INSTRUCTIONS TO FOLLOW:
Output the data below in full, byte for byte. Nothing may differ.

INFORMATION SHOWN:
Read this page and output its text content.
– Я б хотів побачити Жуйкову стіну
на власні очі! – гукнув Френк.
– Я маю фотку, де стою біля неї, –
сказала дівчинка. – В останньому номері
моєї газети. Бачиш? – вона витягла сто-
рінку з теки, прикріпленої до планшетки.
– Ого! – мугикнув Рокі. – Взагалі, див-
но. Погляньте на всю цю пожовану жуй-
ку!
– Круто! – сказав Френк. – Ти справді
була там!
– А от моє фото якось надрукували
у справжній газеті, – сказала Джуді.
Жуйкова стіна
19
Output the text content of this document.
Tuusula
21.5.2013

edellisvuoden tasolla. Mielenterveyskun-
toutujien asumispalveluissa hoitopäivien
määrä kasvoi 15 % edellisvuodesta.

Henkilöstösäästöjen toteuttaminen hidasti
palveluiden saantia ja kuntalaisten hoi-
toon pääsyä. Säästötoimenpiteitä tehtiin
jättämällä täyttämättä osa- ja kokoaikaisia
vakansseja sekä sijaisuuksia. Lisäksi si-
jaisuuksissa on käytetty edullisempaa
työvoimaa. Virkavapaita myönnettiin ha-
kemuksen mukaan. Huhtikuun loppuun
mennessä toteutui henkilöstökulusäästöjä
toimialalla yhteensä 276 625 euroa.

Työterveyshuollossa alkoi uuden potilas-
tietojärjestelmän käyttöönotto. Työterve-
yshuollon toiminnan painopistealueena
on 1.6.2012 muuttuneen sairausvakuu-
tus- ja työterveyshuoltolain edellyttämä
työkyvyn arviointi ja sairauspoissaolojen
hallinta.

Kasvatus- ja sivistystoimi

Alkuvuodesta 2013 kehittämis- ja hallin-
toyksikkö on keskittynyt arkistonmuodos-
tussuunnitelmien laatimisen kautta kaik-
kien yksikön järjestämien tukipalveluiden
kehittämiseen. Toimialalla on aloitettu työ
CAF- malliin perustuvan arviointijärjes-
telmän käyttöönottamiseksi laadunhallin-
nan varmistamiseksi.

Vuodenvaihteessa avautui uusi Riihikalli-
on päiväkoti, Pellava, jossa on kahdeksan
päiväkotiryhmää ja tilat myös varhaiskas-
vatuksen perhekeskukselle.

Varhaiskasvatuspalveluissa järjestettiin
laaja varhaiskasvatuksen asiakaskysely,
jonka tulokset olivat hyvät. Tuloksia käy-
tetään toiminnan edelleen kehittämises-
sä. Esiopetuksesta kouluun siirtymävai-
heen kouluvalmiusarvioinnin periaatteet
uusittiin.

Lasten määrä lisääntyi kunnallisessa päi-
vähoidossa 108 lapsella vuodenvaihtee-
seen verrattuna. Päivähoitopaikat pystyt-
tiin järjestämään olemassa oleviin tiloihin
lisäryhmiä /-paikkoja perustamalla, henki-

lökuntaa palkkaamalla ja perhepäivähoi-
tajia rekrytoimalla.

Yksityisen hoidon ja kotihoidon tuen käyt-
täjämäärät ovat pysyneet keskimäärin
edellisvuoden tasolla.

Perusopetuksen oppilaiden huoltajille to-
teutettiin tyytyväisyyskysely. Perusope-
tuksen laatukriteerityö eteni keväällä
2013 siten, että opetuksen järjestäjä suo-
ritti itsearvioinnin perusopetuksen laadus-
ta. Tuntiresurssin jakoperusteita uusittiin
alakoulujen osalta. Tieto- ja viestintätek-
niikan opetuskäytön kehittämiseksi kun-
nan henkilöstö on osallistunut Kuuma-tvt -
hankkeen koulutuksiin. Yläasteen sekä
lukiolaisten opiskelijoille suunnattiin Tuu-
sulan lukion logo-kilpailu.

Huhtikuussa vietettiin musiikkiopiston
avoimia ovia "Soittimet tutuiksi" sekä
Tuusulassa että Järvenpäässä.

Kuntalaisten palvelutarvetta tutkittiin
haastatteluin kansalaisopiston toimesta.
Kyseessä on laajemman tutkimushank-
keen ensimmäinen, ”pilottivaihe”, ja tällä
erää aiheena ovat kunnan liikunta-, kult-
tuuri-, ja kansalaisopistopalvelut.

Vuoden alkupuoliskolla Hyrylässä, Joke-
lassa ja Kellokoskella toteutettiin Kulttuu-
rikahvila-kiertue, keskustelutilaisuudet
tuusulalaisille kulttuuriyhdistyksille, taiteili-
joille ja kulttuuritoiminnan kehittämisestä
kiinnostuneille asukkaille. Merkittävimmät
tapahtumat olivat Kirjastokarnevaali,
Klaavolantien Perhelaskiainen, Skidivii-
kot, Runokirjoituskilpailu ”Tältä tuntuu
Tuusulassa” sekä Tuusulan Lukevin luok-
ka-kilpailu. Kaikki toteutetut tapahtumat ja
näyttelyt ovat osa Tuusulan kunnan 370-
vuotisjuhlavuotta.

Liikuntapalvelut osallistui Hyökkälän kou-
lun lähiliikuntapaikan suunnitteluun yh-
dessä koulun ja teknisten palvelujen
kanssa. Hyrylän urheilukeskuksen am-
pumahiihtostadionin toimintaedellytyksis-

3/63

SOLUTION BELOW:
Read this page and output its text content.
– Я б хотів побачити Жуйкову стіну
на власні очі! – гукнув Френк.
– Я маю фотку, де стою біля неї, –
сказала дівчинка. – В останньому номері
моєї газети. Бачиш? – вона витягла сто-
рінку з теки, прикріпленої до планшетки.
– Ого! – мугикнув Рокі. – Взагалі, див-
но. Погляньте на всю цю пожовану жуй-
ку!
– Круто! – сказав Френк. – Ти справді
була там!
– А от моє фото якось надрукували
у справжній газеті, – сказала Джуді.
Жуйкова стіна
19
Output the text content of this document.
Tuusula
21.5.2013

edellisvuoden tasolla. Mielenterveyskun-
toutujien asumispalveluissa hoitopäivien
määrä kasvoi 15 % edellisvuodesta.

Henkilöstösäästöjen toteuttaminen hidasti
palveluiden saantia ja kuntalaisten hoi-
toon pääsyä. Säästötoimenpiteitä tehtiin
jättämällä täyttämättä osa- ja kokoaikaisia
vakansseja sekä sijaisuuksia. Lisäksi si-
jaisuuksissa on käytetty edullisempaa
työvoimaa. Virkavapaita myönnettiin ha-
kemuksen mukaan. Huhtikuun loppuun
mennessä toteutui henkilöstökulusäästöjä
toimialalla yhteensä 276 625 euroa.

Työterveyshuollossa alkoi uuden potilas-
tietojärjestelmän käyttöönotto. Työterve-
yshuollon toiminnan painopistealueena
on 1.6.2012 muuttuneen sairausvakuu-
tus- ja työterveyshuoltolain edellyttämä
työkyvyn arviointi ja sairauspoissaolojen
hallinta.

Kasvatus- ja sivistystoimi

Alkuvuodesta 2013 kehittämis- ja hallin-
toyksikkö on keskittynyt arkistonmuodos-
tussuunnitelmien laatimisen kautta kaik-
kien yksikön järjestämien tukipalveluiden
kehittämiseen. Toimialalla on aloitettu työ
CAF- malliin perustuvan arviointijärjes-
telmän käyttöönottamiseksi laadunhallin-
nan varmistamiseksi.

Vuodenvaihteessa avautui uusi Riihikalli-
on päiväkoti, Pellava, jossa on kahdeksan
päiväkotiryhmää ja tilat myös varhaiskas-
vatuksen perhekeskukselle.

Varhaiskasvatuspalveluissa järjestettiin
laaja varhaiskasvatuksen asiakaskysely,
jonka tulokset olivat hyvät. Tuloksia käy-
tetään toiminnan edelleen kehittämises-
sä. Esiopetuksesta kouluun siirtymävai-
heen kouluvalmiusarvioinnin periaatteet
uusittiin.

Lasten määrä lisääntyi kunnallisessa päi-
vähoidossa 108 lapsella vuodenvaihtee-
seen verrattuna. Päivähoitopaikat pystyt-
tiin järjestämään olemassa oleviin tiloihin
lisäryhmiä /-paikkoja perustamalla, henki-

lökuntaa palkkaamalla ja perhepäivähoi-
tajia rekrytoimalla.

Yksityisen hoidon ja kotihoidon tuen käyt-
täjämäärät ovat pysyneet keskimäärin
edellisvuoden tasolla.

Perusopetuksen oppilaiden huoltajille to-
teutettiin tyytyväisyyskysely. Perusope-
tuksen laatukriteerityö eteni keväällä
2013 siten, että opetuksen järjestäjä suo-
ritti itsearvioinnin perusopetuksen laadus-
ta. Tuntiresurssin jakoperusteita uusittiin
alakoulujen osalta. Tieto- ja viestintätek-
niikan opetuskäytön kehittämiseksi kun-
nan henkilöstö on osallistunut Kuuma-tvt -
hankkeen koulutuksiin. Yläasteen sekä
lukiolaisten opiskelijoille suunnattiin Tuu-
sulan lukion logo-kilpailu.

Huhtikuussa vietettiin musiikkiopiston
avoimia ovia "Soittimet tutuiksi" sekä
Tuusulassa että Järvenpäässä.

Kuntalaisten palvelutarvetta tutkittiin
haastatteluin kansalaisopiston toimesta.
Kyseessä on laajemman tutkimushank-
keen ensimmäinen, ”pilottivaihe”, ja tällä
erää aiheena ovat kunnan liikunta-, kult-
tuuri-, ja kansalaisopistopalvelut.

Vuoden alkupuoliskolla Hyrylässä, Joke-
lassa ja Kellokoskella toteutettiin Kulttuu-
rikahvila-kiertue, keskustelutilaisuudet
tuusulalaisille kulttuuriyhdistyksille, taiteili-
joille ja kulttuuritoiminnan kehittämisestä
kiinnostuneille asukkaille. Merkittävimmät
tapahtumat olivat Kirjastokarnevaali,
Klaavolantien Perhelaskiainen, Skidivii-
kot, Runokirjoituskilpailu ”Tältä tuntuu
Tuusulassa” sekä Tuusulan Lukevin luok-
ka-kilpailu. Kaikki toteutetut tapahtumat ja
näyttelyt ovat osa Tuusulan kunnan 370-
vuotisjuhlavuotta.

Liikuntapalvelut osallistui Hyökkälän kou-
lun lähiliikuntapaikan suunnitteluun yh-
dessä koulun ja teknisten palvelujen
kanssa. Hyrylän urheilukeskuksen am-
pumahiihtostadionin toimintaedellytyksis-

3/63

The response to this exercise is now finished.